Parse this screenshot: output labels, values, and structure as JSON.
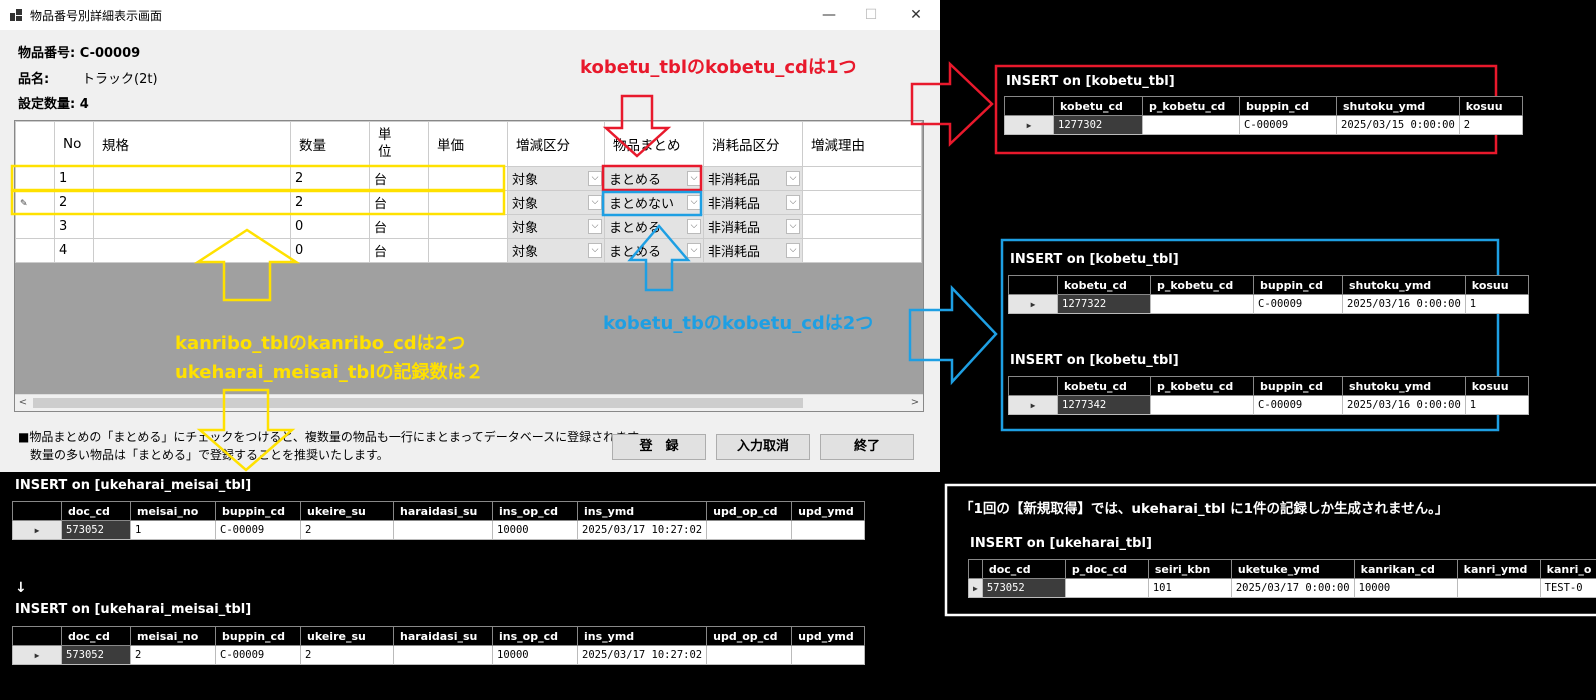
{
  "window": {
    "title": "物品番号別詳細表示画面",
    "minimize": "—",
    "maximize": "☐",
    "close": "✕"
  },
  "info": {
    "item_no_label": "物品番号:",
    "item_no": "C-00009",
    "name_label": "品名:",
    "name": "トラック(2t)",
    "qty_label": "設定数量:",
    "qty": "4"
  },
  "grid": {
    "headers": [
      "No",
      "規格",
      "数量",
      "単\n位",
      "単価",
      "増減区分",
      "物品まとめ",
      "消耗品区分",
      "増減理由"
    ],
    "rows": [
      {
        "no": "1",
        "kikaku": "",
        "suryo": "2",
        "tani": "台",
        "tanka": "",
        "zougen": "対象",
        "matome": "まとめる",
        "shomo": "非消耗品",
        "riyu": "",
        "edit": ""
      },
      {
        "no": "2",
        "kikaku": "",
        "suryo": "2",
        "tani": "台",
        "tanka": "",
        "zougen": "対象",
        "matome": "まとめない",
        "shomo": "非消耗品",
        "riyu": "",
        "edit": "✎"
      },
      {
        "no": "3",
        "kikaku": "",
        "suryo": "0",
        "tani": "台",
        "tanka": "",
        "zougen": "対象",
        "matome": "まとめる",
        "shomo": "非消耗品",
        "riyu": "",
        "edit": ""
      },
      {
        "no": "4",
        "kikaku": "",
        "suryo": "0",
        "tani": "台",
        "tanka": "",
        "zougen": "対象",
        "matome": "まとめる",
        "shomo": "非消耗品",
        "riyu": "",
        "edit": ""
      }
    ]
  },
  "note": {
    "line1": "■物品まとめの「まとめる」にチェックをつけると、複数量の物品も一行にまとまってデータベースに登録されます。",
    "line2": "数量の多い物品は「まとめる」で登録することを推奨いたします。"
  },
  "buttons": {
    "register": "登　録",
    "cancel_input": "入力取消",
    "exit": "終了"
  },
  "annotations": {
    "red": "kobetu_tblのkobetu_cdは1つ",
    "blue": "kobetu_tbのkobetu_cdは2つ",
    "yellow1": "kanribo_tblのkanribo_cdは2つ",
    "yellow2": "ukeharai_meisai_tblの記録数は２",
    "white": "「1回の【新規取得】では、ukeharai_tbl に1件の記録しか生成されません。」",
    "down_arrow": "↓"
  },
  "colors": {
    "red": "#e8192c",
    "blue": "#1e9fe3",
    "yellow": "#ffe100",
    "white": "#ffffff"
  },
  "db_tables": {
    "kobetu_red": {
      "title": "INSERT on [kobetu_tbl]",
      "cols": [
        "kobetu_cd",
        "p_kobetu_cd",
        "buppin_cd",
        "shutoku_ymd",
        "kosuu"
      ],
      "row": [
        "1277302",
        "",
        "C-00009",
        "2025/03/15 0:00:00",
        "2"
      ]
    },
    "kobetu_blue1": {
      "title": "INSERT on [kobetu_tbl]",
      "cols": [
        "kobetu_cd",
        "p_kobetu_cd",
        "buppin_cd",
        "shutoku_ymd",
        "kosuu"
      ],
      "row": [
        "1277322",
        "",
        "C-00009",
        "2025/03/16 0:00:00",
        "1"
      ]
    },
    "kobetu_blue2": {
      "title": "INSERT on [kobetu_tbl]",
      "cols": [
        "kobetu_cd",
        "p_kobetu_cd",
        "buppin_cd",
        "shutoku_ymd",
        "kosuu"
      ],
      "row": [
        "1277342",
        "",
        "C-00009",
        "2025/03/16 0:00:00",
        "1"
      ]
    },
    "meisai1": {
      "title": "INSERT on [ukeharai_meisai_tbl]",
      "cols": [
        "doc_cd",
        "meisai_no",
        "buppin_cd",
        "ukeire_su",
        "haraidasi_su",
        "ins_op_cd",
        "ins_ymd",
        "upd_op_cd",
        "upd_ymd"
      ],
      "row": [
        "573052",
        "1",
        "C-00009",
        "2",
        "",
        "10000",
        "2025/03/17 10:27:02",
        "",
        ""
      ]
    },
    "meisai2": {
      "title": "INSERT on [ukeharai_meisai_tbl]",
      "cols": [
        "doc_cd",
        "meisai_no",
        "buppin_cd",
        "ukeire_su",
        "haraidasi_su",
        "ins_op_cd",
        "ins_ymd",
        "upd_op_cd",
        "upd_ymd"
      ],
      "row": [
        "573052",
        "2",
        "C-00009",
        "2",
        "",
        "10000",
        "2025/03/17 10:27:02",
        "",
        ""
      ]
    },
    "ukeharai": {
      "title": "INSERT on [ukeharai_tbl]",
      "cols": [
        "doc_cd",
        "p_doc_cd",
        "seiri_kbn",
        "uketuke_ymd",
        "kanrikan_cd",
        "kanri_ymd",
        "kanri_o"
      ],
      "row": [
        "573052",
        "",
        "101",
        "2025/03/17 0:00:00",
        "10000",
        "",
        "TEST-0"
      ]
    }
  }
}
* * * * *
(Requirements) Each entry should be repeated exactly as it appears; the pictures stay out.

(Finished task)
Parse this screenshot: output labels, values, and structure as JSON.
{
  "window": {
    "title": "物品番号別詳細表示画面",
    "minimize": "—",
    "maximize": "☐",
    "close": "✕"
  },
  "info": {
    "item_no_label": "物品番号:",
    "item_no": "C-00009",
    "name_label": "品名:",
    "name": "トラック(2t)",
    "qty_label": "設定数量:",
    "qty": "4"
  },
  "grid": {
    "headers": [
      "No",
      "規格",
      "数量",
      "単\n位",
      "単価",
      "増減区分",
      "物品まとめ",
      "消耗品区分",
      "増減理由"
    ],
    "rows": [
      {
        "no": "1",
        "kikaku": "",
        "suryo": "2",
        "tani": "台",
        "tanka": "",
        "zougen": "対象",
        "matome": "まとめる",
        "shomo": "非消耗品",
        "riyu": "",
        "edit": ""
      },
      {
        "no": "2",
        "kikaku": "",
        "suryo": "2",
        "tani": "台",
        "tanka": "",
        "zougen": "対象",
        "matome": "まとめない",
        "shomo": "非消耗品",
        "riyu": "",
        "edit": "✎"
      },
      {
        "no": "3",
        "kikaku": "",
        "suryo": "0",
        "tani": "台",
        "tanka": "",
        "zougen": "対象",
        "matome": "まとめる",
        "shomo": "非消耗品",
        "riyu": "",
        "edit": ""
      },
      {
        "no": "4",
        "kikaku": "",
        "suryo": "0",
        "tani": "台",
        "tanka": "",
        "zougen": "対象",
        "matome": "まとめる",
        "shomo": "非消耗品",
        "riyu": "",
        "edit": ""
      }
    ]
  },
  "note": {
    "line1": "■物品まとめの「まとめる」にチェックをつけると、複数量の物品も一行にまとまってデータベースに登録されます。",
    "line2": "数量の多い物品は「まとめる」で登録することを推奨いたします。"
  },
  "buttons": {
    "register": "登　録",
    "cancel_input": "入力取消",
    "exit": "終了"
  },
  "annotations": {
    "red": "kobetu_tblのkobetu_cdは1つ",
    "blue": "kobetu_tbのkobetu_cdは2つ",
    "yellow1": "kanribo_tblのkanribo_cdは2つ",
    "yellow2": "ukeharai_meisai_tblの記録数は２",
    "white": "「1回の【新規取得】では、ukeharai_tbl に1件の記録しか生成されません。」",
    "down_arrow": "↓"
  },
  "colors": {
    "red": "#e8192c",
    "blue": "#1e9fe3",
    "yellow": "#ffe100",
    "white": "#ffffff"
  },
  "db_tables": {
    "kobetu_red": {
      "title": "INSERT on [kobetu_tbl]",
      "cols": [
        "kobetu_cd",
        "p_kobetu_cd",
        "buppin_cd",
        "shutoku_ymd",
        "kosuu"
      ],
      "row": [
        "1277302",
        "",
        "C-00009",
        "2025/03/15 0:00:00",
        "2"
      ]
    },
    "kobetu_blue1": {
      "title": "INSERT on [kobetu_tbl]",
      "cols": [
        "kobetu_cd",
        "p_kobetu_cd",
        "buppin_cd",
        "shutoku_ymd",
        "kosuu"
      ],
      "row": [
        "1277322",
        "",
        "C-00009",
        "2025/03/16 0:00:00",
        "1"
      ]
    },
    "kobetu_blue2": {
      "title": "INSERT on [kobetu_tbl]",
      "cols": [
        "kobetu_cd",
        "p_kobetu_cd",
        "buppin_cd",
        "shutoku_ymd",
        "kosuu"
      ],
      "row": [
        "1277342",
        "",
        "C-00009",
        "2025/03/16 0:00:00",
        "1"
      ]
    },
    "meisai1": {
      "title": "INSERT on [ukeharai_meisai_tbl]",
      "cols": [
        "doc_cd",
        "meisai_no",
        "buppin_cd",
        "ukeire_su",
        "haraidasi_su",
        "ins_op_cd",
        "ins_ymd",
        "upd_op_cd",
        "upd_ymd"
      ],
      "row": [
        "573052",
        "1",
        "C-00009",
        "2",
        "",
        "10000",
        "2025/03/17 10:27:02",
        "",
        ""
      ]
    },
    "meisai2": {
      "title": "INSERT on [ukeharai_meisai_tbl]",
      "cols": [
        "doc_cd",
        "meisai_no",
        "buppin_cd",
        "ukeire_su",
        "haraidasi_su",
        "ins_op_cd",
        "ins_ymd",
        "upd_op_cd",
        "upd_ymd"
      ],
      "row": [
        "573052",
        "2",
        "C-00009",
        "2",
        "",
        "10000",
        "2025/03/17 10:27:02",
        "",
        ""
      ]
    },
    "ukeharai": {
      "title": "INSERT on [ukeharai_tbl]",
      "cols": [
        "doc_cd",
        "p_doc_cd",
        "seiri_kbn",
        "uketuke_ymd",
        "kanrikan_cd",
        "kanri_ymd",
        "kanri_o"
      ],
      "row": [
        "573052",
        "",
        "101",
        "2025/03/17 0:00:00",
        "10000",
        "",
        "TEST-0"
      ]
    }
  }
}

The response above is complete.